**EXCERPT TO READ**
I have the honor to again this year be your friendly crew chief for helicopter operations.

 

I just wanted to pass on some lessons learned from last year in an effort to help you, the operator.

 

1) First off, start thinking about your gear.

 

- As many of you learned last year there is not a whole lot of extra space on-board the bird. Not only that but seat belts must be worn during flight, and the belts were not designed with the kitted out operator in mind. So things like bulky hydration packs, backpacks, or go-bags are not going to serve you well. They are going to limit your mobility, slow you ingress and egress from the craft, and generally be a huge pain in your ass. So think about slimming your gear down for a gun run. That said here are some things that I feel you will need.

      - Some kind of dump pouch. (Mag retention isn't just cost saving, its safety for people below you!)

      - A 1 point sling of some kind. (Safety as mentioned above, but they also allow for better mobility when leaning out for hard to make shots. Its much easier to do with a 1 point VS a 2 or 3 point sling.)

     

- Head room is at a premium. For the shorter operator this isn't a huge deal, but taller operators with tall headgear may find themselves clipping the top of their helmets (or whatever is on top of them) on the door frame entering and exiting the craft.

 

- For those doing Infill/Exfil, time is not your friend. We can only fit 3 operators per flight in the back of the bird. The longer it takes to get you safety loaded and unload from the bird is time the enemy has to recognize that there is an infill/exfil taking place, and time for them to start moving on your position. That's more time that your squad is exposed. I understand that you will need all the gear on the field, and that slimming your loadout is not really feasible. Instead, I recommend removing it and hand carrying it onto the bird with you, if its a backpack that pretty easy. If you have a huge hydration pack attached to your plate carrier, shuck the carrier till you land.

 

2) Hearing protection.

 

- The Helo is going to be LOUD. While ear protection is not required, I personally recommend it. Some operators chose to run noise canceling headphone (IE: Peltors) and that should work just fine. Another cheaper alternative is foam inserts, pop them in before you board, and throw them in a pocket when you land. They take up little to no space and cost very little.

[Saved data entries]
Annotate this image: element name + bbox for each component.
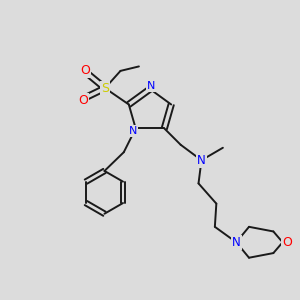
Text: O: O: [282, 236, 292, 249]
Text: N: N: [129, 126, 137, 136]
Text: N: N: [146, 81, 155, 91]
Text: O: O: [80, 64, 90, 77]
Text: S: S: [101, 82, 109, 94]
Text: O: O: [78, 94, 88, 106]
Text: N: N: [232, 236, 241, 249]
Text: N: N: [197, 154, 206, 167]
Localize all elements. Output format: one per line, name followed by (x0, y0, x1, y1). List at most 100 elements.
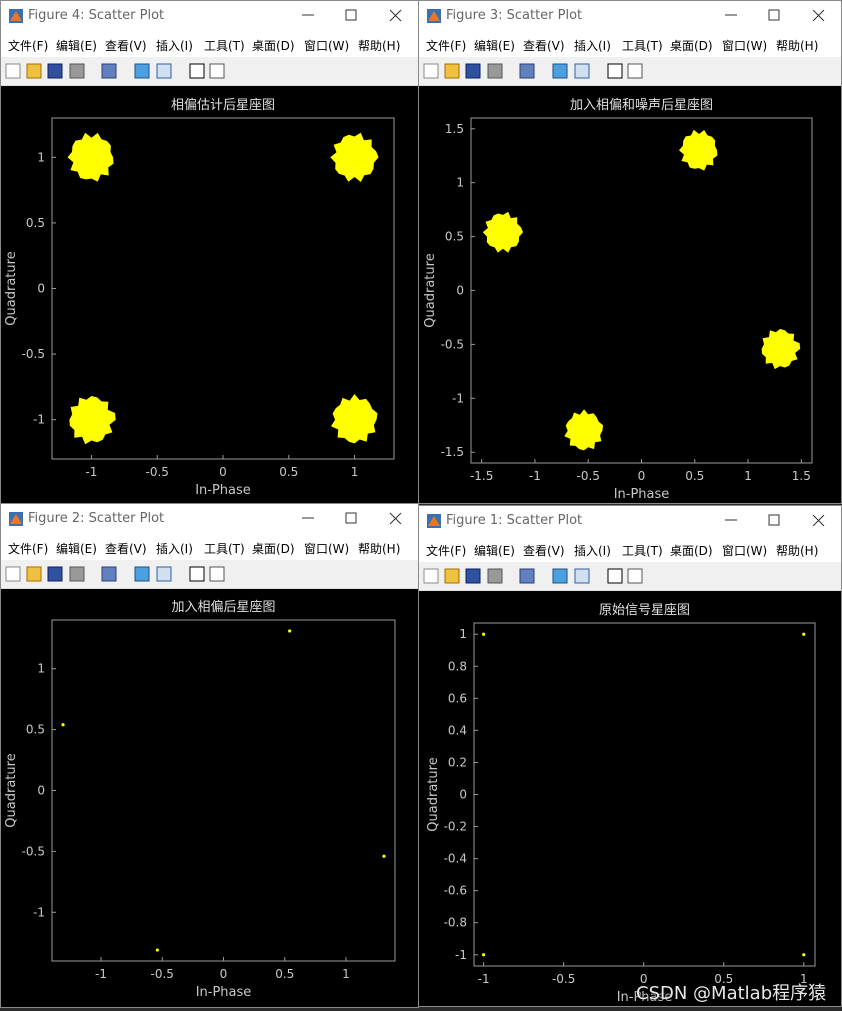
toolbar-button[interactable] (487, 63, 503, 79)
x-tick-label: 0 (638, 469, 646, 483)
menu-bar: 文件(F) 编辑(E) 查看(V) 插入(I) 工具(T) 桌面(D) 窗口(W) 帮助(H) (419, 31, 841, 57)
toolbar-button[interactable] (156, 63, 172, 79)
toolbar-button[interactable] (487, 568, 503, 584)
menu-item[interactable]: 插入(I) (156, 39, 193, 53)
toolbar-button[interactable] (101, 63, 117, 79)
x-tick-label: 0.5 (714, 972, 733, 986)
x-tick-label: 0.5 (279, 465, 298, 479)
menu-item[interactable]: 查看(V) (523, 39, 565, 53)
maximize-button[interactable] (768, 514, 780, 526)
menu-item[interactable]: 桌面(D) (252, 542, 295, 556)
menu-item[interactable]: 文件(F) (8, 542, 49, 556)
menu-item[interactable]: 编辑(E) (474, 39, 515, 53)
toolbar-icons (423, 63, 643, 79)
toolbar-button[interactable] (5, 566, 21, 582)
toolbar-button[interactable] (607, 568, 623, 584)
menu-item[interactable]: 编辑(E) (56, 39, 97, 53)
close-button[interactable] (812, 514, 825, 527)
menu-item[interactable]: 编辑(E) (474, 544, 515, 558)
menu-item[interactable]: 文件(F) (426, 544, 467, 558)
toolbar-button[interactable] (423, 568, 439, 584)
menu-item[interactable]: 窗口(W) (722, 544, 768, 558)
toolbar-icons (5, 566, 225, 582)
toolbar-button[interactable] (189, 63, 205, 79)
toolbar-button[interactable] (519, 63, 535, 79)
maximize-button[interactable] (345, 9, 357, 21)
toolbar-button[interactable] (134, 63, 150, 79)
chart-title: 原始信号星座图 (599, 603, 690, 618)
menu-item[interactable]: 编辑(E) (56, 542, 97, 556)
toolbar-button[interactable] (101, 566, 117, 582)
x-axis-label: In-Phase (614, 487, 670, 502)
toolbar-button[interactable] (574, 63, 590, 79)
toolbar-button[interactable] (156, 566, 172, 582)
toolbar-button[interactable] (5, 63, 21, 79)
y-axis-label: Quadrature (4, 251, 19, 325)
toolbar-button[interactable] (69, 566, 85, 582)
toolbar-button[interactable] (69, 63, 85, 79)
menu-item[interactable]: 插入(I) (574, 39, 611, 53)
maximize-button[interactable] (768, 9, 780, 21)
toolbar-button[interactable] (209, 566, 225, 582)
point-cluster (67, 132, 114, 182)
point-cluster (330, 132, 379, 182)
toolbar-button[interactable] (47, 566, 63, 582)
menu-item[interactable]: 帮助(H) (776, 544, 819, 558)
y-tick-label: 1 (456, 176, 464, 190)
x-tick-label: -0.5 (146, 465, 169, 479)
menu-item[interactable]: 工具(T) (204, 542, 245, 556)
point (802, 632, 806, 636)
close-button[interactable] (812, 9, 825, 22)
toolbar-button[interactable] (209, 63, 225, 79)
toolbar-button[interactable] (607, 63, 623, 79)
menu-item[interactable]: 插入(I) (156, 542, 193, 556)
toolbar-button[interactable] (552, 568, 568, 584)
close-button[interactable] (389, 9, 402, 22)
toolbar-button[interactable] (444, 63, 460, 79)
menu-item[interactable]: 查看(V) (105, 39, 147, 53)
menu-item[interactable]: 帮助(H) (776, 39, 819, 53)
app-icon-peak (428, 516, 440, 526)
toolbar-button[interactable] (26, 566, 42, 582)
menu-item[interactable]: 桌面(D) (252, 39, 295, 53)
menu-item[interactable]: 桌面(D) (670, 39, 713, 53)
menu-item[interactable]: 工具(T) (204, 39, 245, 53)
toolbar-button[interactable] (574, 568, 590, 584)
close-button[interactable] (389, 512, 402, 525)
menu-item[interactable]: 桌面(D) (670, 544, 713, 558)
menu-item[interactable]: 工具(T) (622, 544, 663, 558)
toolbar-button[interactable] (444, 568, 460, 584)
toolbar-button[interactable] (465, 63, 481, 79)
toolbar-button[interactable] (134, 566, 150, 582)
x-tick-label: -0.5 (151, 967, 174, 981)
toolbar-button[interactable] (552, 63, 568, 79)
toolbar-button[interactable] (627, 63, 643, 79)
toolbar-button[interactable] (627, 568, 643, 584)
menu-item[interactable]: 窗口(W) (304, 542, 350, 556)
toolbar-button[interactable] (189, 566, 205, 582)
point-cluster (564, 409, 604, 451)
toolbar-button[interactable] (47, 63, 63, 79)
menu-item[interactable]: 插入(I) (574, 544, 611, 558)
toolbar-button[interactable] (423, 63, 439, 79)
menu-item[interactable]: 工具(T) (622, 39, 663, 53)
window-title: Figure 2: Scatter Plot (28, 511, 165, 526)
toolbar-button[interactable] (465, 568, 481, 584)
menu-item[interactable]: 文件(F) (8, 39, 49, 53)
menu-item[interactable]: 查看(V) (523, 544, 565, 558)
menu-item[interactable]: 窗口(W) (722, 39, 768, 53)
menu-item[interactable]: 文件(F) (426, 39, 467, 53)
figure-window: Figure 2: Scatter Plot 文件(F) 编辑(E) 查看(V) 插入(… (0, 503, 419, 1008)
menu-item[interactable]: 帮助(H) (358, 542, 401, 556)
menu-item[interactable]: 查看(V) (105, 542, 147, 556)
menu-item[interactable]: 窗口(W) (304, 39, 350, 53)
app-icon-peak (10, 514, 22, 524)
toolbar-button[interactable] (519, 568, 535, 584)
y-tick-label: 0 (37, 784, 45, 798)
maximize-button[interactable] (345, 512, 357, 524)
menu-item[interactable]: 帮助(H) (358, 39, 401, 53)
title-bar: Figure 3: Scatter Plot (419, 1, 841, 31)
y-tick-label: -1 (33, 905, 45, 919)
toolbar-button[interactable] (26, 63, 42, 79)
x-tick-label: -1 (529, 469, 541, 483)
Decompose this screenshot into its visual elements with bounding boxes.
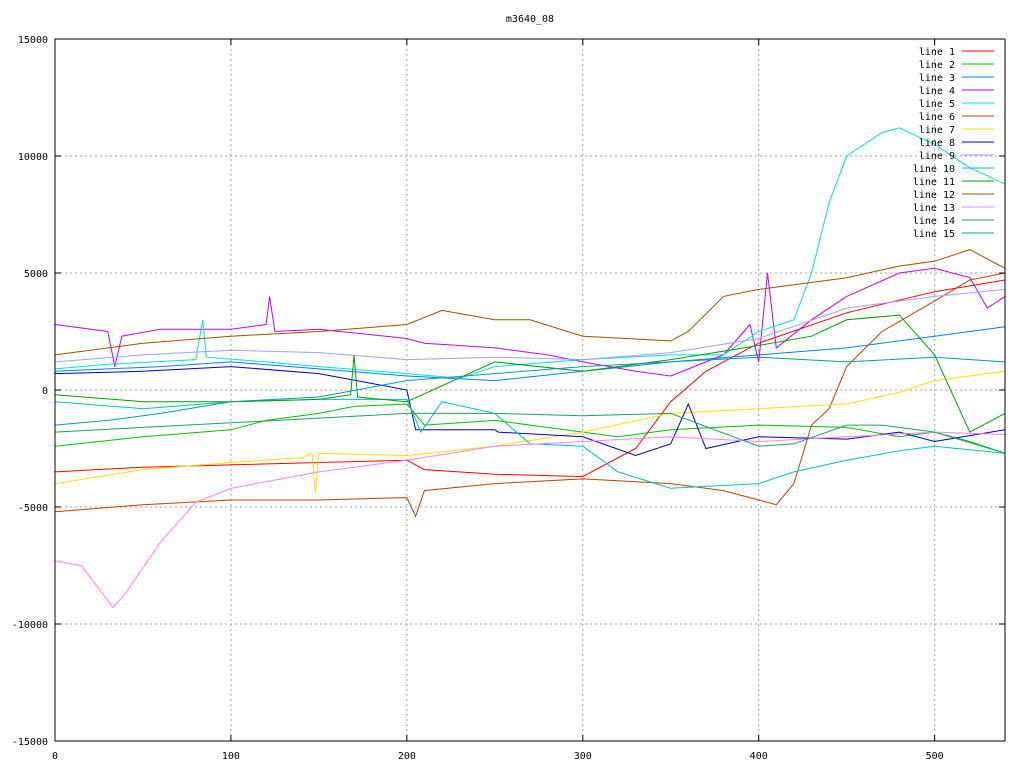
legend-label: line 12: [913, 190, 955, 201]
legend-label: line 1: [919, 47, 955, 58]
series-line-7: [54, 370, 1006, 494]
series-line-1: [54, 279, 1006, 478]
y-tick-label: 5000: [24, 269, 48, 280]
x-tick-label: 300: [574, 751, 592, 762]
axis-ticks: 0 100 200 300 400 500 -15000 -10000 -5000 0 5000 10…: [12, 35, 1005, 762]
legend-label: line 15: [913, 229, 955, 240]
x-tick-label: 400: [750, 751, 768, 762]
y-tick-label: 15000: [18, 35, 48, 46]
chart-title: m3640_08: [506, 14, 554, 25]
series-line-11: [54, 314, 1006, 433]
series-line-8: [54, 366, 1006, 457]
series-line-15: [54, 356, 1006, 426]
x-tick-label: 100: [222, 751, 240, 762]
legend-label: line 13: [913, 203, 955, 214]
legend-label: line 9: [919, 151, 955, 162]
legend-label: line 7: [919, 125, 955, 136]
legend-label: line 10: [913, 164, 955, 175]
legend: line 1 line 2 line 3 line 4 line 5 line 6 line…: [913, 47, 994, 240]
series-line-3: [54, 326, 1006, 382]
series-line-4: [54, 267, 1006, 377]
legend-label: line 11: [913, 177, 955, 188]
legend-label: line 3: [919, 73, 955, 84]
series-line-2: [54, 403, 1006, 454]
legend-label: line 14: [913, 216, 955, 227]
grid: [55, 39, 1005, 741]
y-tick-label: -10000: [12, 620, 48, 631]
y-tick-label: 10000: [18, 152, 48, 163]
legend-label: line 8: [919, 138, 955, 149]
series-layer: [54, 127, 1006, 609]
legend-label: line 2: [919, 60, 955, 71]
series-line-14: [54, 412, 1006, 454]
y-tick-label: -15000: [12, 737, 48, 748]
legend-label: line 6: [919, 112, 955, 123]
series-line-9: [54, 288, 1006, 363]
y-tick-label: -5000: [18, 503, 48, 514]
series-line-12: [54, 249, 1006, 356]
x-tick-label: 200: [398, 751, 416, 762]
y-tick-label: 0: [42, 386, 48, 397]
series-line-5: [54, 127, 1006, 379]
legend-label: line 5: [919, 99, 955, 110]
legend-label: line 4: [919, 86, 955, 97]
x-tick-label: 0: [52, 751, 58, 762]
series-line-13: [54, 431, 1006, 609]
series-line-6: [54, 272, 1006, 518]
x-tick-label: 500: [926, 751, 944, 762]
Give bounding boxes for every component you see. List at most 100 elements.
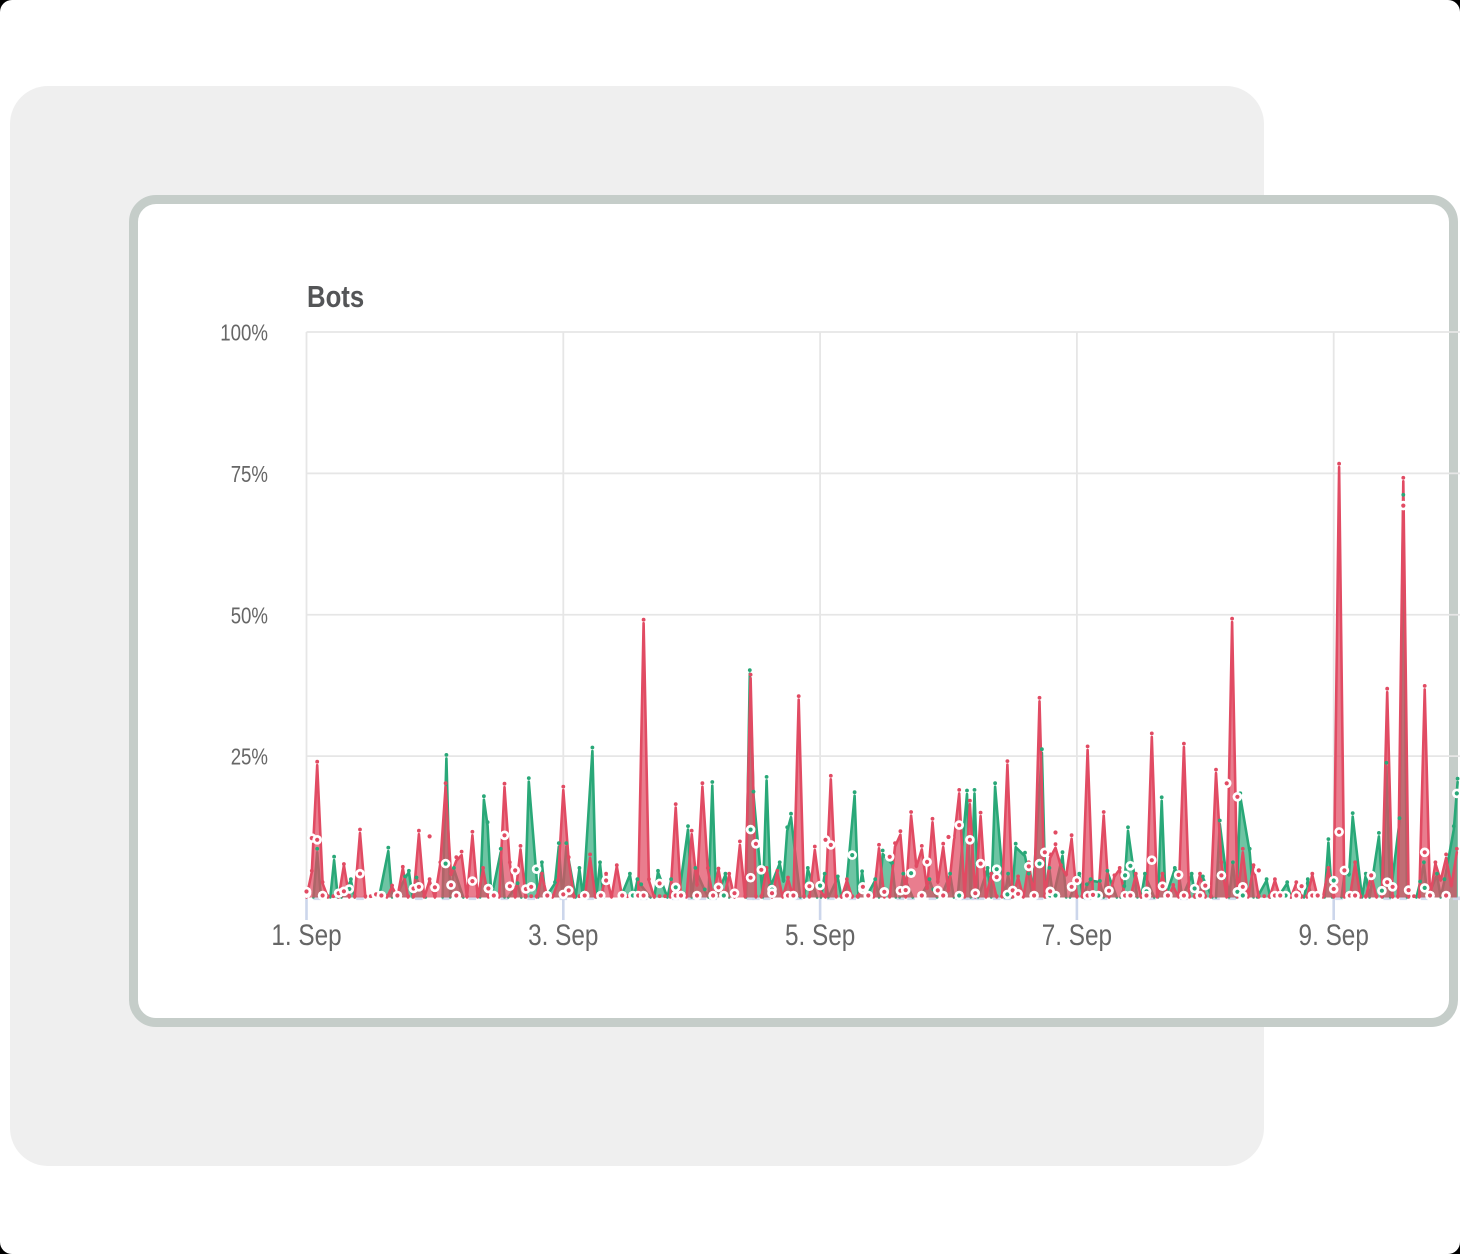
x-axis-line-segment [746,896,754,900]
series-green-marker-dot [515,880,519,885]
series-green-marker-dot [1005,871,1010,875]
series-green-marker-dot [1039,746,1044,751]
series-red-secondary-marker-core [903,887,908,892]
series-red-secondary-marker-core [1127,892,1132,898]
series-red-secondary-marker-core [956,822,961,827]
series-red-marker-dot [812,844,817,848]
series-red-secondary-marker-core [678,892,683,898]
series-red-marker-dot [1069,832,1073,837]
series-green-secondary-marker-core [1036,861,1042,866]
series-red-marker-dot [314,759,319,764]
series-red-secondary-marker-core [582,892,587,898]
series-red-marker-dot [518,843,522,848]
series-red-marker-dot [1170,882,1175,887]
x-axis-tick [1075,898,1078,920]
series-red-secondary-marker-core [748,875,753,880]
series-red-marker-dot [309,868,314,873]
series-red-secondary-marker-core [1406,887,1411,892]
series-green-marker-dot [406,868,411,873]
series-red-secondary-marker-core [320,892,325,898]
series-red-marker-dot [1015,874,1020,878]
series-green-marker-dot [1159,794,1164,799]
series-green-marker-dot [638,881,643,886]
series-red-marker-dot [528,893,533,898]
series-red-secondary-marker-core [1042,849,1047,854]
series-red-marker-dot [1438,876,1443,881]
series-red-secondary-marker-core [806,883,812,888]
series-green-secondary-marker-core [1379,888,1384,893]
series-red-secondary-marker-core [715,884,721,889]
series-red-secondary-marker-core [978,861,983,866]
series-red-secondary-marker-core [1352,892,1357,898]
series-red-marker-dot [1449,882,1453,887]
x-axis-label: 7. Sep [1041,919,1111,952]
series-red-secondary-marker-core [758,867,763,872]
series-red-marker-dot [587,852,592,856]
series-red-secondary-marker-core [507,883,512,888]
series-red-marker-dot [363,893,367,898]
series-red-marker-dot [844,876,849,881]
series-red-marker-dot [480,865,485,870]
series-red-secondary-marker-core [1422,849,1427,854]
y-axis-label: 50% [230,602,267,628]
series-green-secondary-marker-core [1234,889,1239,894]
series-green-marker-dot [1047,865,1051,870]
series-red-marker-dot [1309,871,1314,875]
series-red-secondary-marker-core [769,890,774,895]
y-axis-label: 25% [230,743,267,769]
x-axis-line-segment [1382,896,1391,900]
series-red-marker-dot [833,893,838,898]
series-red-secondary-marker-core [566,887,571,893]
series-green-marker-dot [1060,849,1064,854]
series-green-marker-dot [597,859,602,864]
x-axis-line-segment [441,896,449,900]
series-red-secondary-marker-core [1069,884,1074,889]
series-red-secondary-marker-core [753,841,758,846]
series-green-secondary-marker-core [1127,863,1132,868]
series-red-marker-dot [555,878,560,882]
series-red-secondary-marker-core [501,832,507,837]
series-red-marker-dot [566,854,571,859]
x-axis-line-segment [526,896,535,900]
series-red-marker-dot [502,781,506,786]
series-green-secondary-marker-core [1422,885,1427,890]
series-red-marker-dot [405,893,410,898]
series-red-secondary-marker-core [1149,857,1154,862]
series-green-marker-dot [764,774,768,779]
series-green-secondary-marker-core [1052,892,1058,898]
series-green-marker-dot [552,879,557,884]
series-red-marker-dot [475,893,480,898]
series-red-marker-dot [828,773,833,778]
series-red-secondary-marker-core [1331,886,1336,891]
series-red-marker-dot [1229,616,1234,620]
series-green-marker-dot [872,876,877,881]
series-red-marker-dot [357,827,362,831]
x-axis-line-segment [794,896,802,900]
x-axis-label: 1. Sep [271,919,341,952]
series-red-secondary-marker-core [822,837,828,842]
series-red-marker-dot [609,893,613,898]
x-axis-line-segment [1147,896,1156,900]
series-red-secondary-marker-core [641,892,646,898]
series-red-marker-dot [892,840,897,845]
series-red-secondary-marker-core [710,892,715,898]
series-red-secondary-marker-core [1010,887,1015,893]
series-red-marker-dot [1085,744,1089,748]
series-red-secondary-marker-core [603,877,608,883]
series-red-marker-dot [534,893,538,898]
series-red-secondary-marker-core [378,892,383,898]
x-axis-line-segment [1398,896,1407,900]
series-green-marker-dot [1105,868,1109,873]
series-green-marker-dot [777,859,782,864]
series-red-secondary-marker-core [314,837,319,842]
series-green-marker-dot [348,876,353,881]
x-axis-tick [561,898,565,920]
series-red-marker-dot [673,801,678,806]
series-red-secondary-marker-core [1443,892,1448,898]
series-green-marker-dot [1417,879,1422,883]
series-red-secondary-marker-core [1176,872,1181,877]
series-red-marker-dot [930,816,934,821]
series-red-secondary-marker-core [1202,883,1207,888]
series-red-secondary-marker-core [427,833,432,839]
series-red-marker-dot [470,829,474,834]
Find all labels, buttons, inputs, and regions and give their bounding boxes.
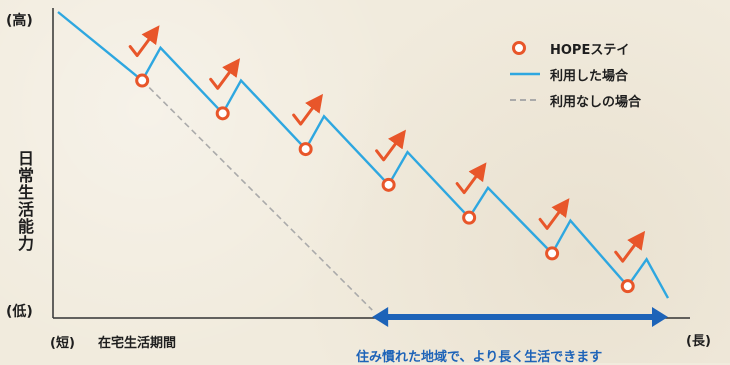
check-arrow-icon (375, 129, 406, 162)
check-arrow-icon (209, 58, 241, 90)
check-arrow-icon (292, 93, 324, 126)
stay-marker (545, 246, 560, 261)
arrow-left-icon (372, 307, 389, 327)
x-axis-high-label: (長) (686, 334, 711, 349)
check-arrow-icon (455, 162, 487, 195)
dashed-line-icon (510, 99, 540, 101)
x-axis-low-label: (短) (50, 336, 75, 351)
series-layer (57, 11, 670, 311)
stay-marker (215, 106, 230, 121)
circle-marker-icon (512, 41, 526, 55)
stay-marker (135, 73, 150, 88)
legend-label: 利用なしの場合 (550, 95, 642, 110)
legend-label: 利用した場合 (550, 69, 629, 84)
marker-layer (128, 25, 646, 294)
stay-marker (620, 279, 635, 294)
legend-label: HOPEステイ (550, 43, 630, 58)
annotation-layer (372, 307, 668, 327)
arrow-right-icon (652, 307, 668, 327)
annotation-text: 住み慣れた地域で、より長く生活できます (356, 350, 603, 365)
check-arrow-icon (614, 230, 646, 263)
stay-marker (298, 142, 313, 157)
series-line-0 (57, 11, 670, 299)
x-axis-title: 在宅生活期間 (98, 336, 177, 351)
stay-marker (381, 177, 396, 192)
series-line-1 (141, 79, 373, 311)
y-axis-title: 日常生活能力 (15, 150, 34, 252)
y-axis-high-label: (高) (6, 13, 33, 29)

**TASKS**
- 1) According to the helicopter briefing, how many operators can fit per flight in the back of the bird?
- 2) Carry the helicopter briefing on from its final sentence, keeping the same voice and numbered format.
The listing stands apart from the helicopter briefing and is separate material.

**THE RESULTS**
- 1) Three operators.

- 2)
3) Shade/Sunscreen/Hydration

 

- Unfortunately it is cost prohibitive to run 2 or more helicopters at these events. (When I win the lotto tomorrow ill see about bringing out another helo.) It is also unfortunate that riding in a helo at one of these events is pretty god damn awesome, because there are generally a lot of operators who have signed up, and we the crew are dedicated to making sure that the gun runs are pretty awesome for everyone. Unfortunately this means that there is sometimes a bit of wait time at the LZ. The bird requires a bit of open space to land in; so the LZ is probably going to be in the middle of one of the large open fields there at D-Day. There is probably going to be little to no shade at or even relatively close to the LZ, and knowing OK weather, on both days it is probably going to be a bright sunny 90+ degree temperature. Sun exposure like this is going to dry you out, and burn the unprotected. So while I don't recommend taking the large hydration bags onto the bird, having one at the LZ will keep you hydrated so that after your run is completed you will still be in fighting shape to rejoin your squad.

          - You might also consider bringing you MRE meals with you, and using the downtime to chow down and keep your energy up.

 

4) Force Multiplication.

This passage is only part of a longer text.